# start of Provided text

Pete Carr

Pete Carr with the Fender Telecaster guitar he loaned to Muscle Shoals Sound Studios. He was the lead guitarist for the Muscle Shoals Rhythm Section for a time in the 1970s. One of his signature guitar solos was in Bob Seger's "Mainstreet." COURTESY PHOTO

FLORENCE — Pete Carr played on so many sessions at Muscle Shoals Sound Studio he had to continually create new guitar riffs, hooks and solos.

And according to bassist David Hood, he always came through, much to the benefit of whoever they were working with.

Shoals guitarist/songwriter/producer Jesse Willard "Pete" Carr died Saturday at the age of 70 after a brief illness.

"He was so creative," Hood said. "He loved to come up with ideas for different things."

His distinctive guitar notes grace rock classics like Bob Seger's "Mainstreet," Rod Stewart's "Tonight's the Night" and "Sailing." He also played on Paul Simon's Grammy nominated "There Goes Rhymin' Simon."

He recorded with Barbara Streisand, Joan Baez, Cat Stevens, Rod Stewart, Joe Cocker, Art Garfunkle, Candi Staton, Johnny Rivers, Boz Scaggs, Paul Anka, Levon Helm and others.

Hood said Carr replaced guitarist Eddie Hinton as a session guitarist at Muscle Shoals Sound in 1972.

"Some of the best stuff we ever cut was with Pete Carr," Hood said. "He was a great guitar player."

Because they were so busy with sessions, being the guitar player was the most difficult role because he had to come up with different riffs and solos for a variety of artists.

"He was really good about that," Hood said.

He said Simon and Garfunkle invited Carr to play guitar at a show in Central Park in New York City that drew 100,000 fans.

Carr was born in Daytona, Florida, in 1950. After high school, he hooked up with another future Shoals musician, Lenny LeBlanc, who was also living in Daytona.

"We were all kind of living in the shadows of Duane and Gregg Allman," LeBlanc said.

According to a 2000 interview on the entertainment website "Swampland," Carr said he came to Muscle Shoals in 1966 to play in a band called the Five Minutes, sometimes known as the Five Men-Its, after guitarist Eddie Hinton embarked on a solo career.

# end of Provided text
# start of Stored records

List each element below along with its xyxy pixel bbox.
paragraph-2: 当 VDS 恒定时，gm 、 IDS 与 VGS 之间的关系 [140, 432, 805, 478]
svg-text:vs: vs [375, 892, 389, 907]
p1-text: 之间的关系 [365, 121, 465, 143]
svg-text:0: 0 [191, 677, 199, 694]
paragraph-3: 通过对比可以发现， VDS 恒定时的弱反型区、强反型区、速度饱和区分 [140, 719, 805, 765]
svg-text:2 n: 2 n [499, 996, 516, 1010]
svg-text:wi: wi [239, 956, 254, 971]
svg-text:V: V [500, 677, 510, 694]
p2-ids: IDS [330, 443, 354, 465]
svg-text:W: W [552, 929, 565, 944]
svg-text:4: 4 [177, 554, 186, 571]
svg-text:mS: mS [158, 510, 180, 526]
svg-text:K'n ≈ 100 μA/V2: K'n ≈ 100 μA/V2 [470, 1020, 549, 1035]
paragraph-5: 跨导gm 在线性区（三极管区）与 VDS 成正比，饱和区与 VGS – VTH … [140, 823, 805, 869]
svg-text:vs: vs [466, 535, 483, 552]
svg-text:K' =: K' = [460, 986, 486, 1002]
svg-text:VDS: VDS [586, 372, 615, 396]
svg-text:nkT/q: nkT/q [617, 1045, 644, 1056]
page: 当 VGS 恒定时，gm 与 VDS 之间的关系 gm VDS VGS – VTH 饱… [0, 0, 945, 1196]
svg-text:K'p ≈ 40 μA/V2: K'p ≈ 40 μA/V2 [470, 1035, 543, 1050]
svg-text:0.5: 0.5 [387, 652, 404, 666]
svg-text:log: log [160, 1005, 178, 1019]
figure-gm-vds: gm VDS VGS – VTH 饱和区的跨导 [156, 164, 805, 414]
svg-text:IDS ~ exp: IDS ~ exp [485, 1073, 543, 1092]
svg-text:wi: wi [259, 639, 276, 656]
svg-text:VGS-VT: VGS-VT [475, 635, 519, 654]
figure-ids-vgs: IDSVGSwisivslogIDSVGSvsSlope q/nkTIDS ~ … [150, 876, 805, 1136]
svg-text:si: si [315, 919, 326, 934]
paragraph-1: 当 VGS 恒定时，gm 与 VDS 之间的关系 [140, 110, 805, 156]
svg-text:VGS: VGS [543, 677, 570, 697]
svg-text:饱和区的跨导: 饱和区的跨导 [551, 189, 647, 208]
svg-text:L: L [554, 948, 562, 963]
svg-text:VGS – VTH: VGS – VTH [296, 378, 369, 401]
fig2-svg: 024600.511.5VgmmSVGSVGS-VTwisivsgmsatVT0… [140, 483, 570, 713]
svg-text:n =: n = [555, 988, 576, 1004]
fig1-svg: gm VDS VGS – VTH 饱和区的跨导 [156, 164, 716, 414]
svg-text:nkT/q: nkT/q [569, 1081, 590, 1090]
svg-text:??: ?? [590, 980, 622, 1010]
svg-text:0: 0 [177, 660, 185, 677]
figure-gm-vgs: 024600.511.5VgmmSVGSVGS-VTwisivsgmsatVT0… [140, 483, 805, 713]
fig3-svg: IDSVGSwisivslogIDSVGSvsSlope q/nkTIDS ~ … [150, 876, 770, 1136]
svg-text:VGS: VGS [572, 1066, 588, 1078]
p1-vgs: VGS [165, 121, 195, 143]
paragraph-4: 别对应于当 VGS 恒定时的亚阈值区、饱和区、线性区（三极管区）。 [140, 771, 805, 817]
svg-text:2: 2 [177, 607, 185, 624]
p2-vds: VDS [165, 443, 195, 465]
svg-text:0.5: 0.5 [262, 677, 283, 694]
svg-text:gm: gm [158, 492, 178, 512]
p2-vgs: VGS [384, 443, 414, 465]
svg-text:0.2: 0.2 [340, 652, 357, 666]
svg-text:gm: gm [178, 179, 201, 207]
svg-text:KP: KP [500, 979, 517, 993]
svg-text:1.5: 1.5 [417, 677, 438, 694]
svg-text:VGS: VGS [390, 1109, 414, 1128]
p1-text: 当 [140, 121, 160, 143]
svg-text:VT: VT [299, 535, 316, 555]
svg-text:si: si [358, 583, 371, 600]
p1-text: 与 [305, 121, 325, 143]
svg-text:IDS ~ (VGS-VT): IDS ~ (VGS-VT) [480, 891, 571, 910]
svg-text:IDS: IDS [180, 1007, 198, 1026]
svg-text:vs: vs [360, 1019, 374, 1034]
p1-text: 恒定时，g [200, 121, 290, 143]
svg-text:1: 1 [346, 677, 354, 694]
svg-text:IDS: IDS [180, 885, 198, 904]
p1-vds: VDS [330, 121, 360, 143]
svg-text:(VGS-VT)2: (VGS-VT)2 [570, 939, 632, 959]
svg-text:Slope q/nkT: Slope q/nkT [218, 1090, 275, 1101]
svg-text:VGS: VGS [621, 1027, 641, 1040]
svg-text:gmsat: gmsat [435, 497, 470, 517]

# end of Stored records

_What you will do:_
(A) Answer these questions from the Pete Carr article, one per line:
(i) How old was Carr when he died?
(ii) In what year did Carr replace Eddie Hinton as a session guitarist at Muscle Shoals Sound, according to Hood?
(iii) Where and in what year was Carr born?
(B) Does each statement agree with the Pete Carr article? Answer yes or no, and quote the words that decide it.
(i) Carr played on Rod Stewart's "Sailing."
(ii) The Central Park show Carr was invited to play drew 50,000 fans.
(iii) Lenny LeBlanc was living in Daytona when Carr teamed up with him.
(C) Could you carry the Pete Carr article forward from its final sentence?

_The responses:_
(A)
(i) 70
(ii) 1972
(iii) Daytona, Florida, in 1950

(B)
(i) Yes: "Rod Stewart's "Tonight's the Night" and "Sailing.""
(ii) No: "drew 100,000 fans"
(iii) Yes: "Lenny LeBlanc, who was also living in Daytona."

(C)
He left that band and hooked up with the two Allman Brothers as the bassist in a band called the Hour Glass that featured drummer Johnny Sandlin

They recorded "The Power Of Love" album at FAME Recording Studios in Muscle Shoals, but their manager in California didn't hear any hit singles. The Hour Glass disbanded shortly after, Carr recalled in the interview. 

Once the the Hour Glass split up, Carr told "Swampland" he moved to Miami to work with Sandlin, then left for Macon, Georgia, to work with Phil Walden and the new Capricorn Records label.

Carr said at the age of 20, he moved to Muscle Shoals.

After working on the Sailcat album with John Wyker and Court Pickett, Carr went to work at Muscle Shoals Sound Studios as a session guitarist. 

LeBlanc said he was living in Cincinnati, Ohio, and called his old friend and asked if there was any work for him in Muscle Shoals. Carr said there was, and LeBlanc spent a week in Muscle Shoals before moving his family here.

"We lived with Pete and his first wife for about a month," LeBlanc said. "They fed us until I could get work in the studios. He was really instrumental in securing my first record deal with Atlantic Records and Jerry Wexler."

He said Wexler and Atlantic Records wanted to pair them as a duo and the LeBlanc and Carr Band was formed.

"He just loved music and he loved to produce," LeBlanc said. "He just had an ear for melody and everything."

He described Carr's guitar solos as "if guitars had a voice, that's what they would sound like."

Shoals songwriter/bassist/producer Gary Baker said he credits Carr for helping him get his feet in the musical door in the Shoals.

"Pete moved me here and I slept in a closet in one of his bedrooms for two months, waiting for my family to come here," Baker said. "He put me up, took me under his wing. I would not have been in this business without Pete."

Baker said he and Carr were in a band called Boatz that released an album on Capricorn Records. 

"I hate to think where I'd be if I hadn't met Pete Carr," Baker said. "He was a special guy. I remember him telling me five or six years ago he was proud of me. I can't tell you how much that meant to me because it came from Pete."

Shoals Music Historian Dick Cooper said Carr gave him his "first real road gig," serving as road manager for the LeBlanc and Carr Band.

"My involvement was primarily on the front end of things," Cooper said.

Cooper said he convinced LeBlanc and Carr to pay to fly music executives to the Shoals to see them perform.

"We wined and dined them at Dales, took them to the show, put them back on the plane, and the next morning we had a record deal," Cooper said.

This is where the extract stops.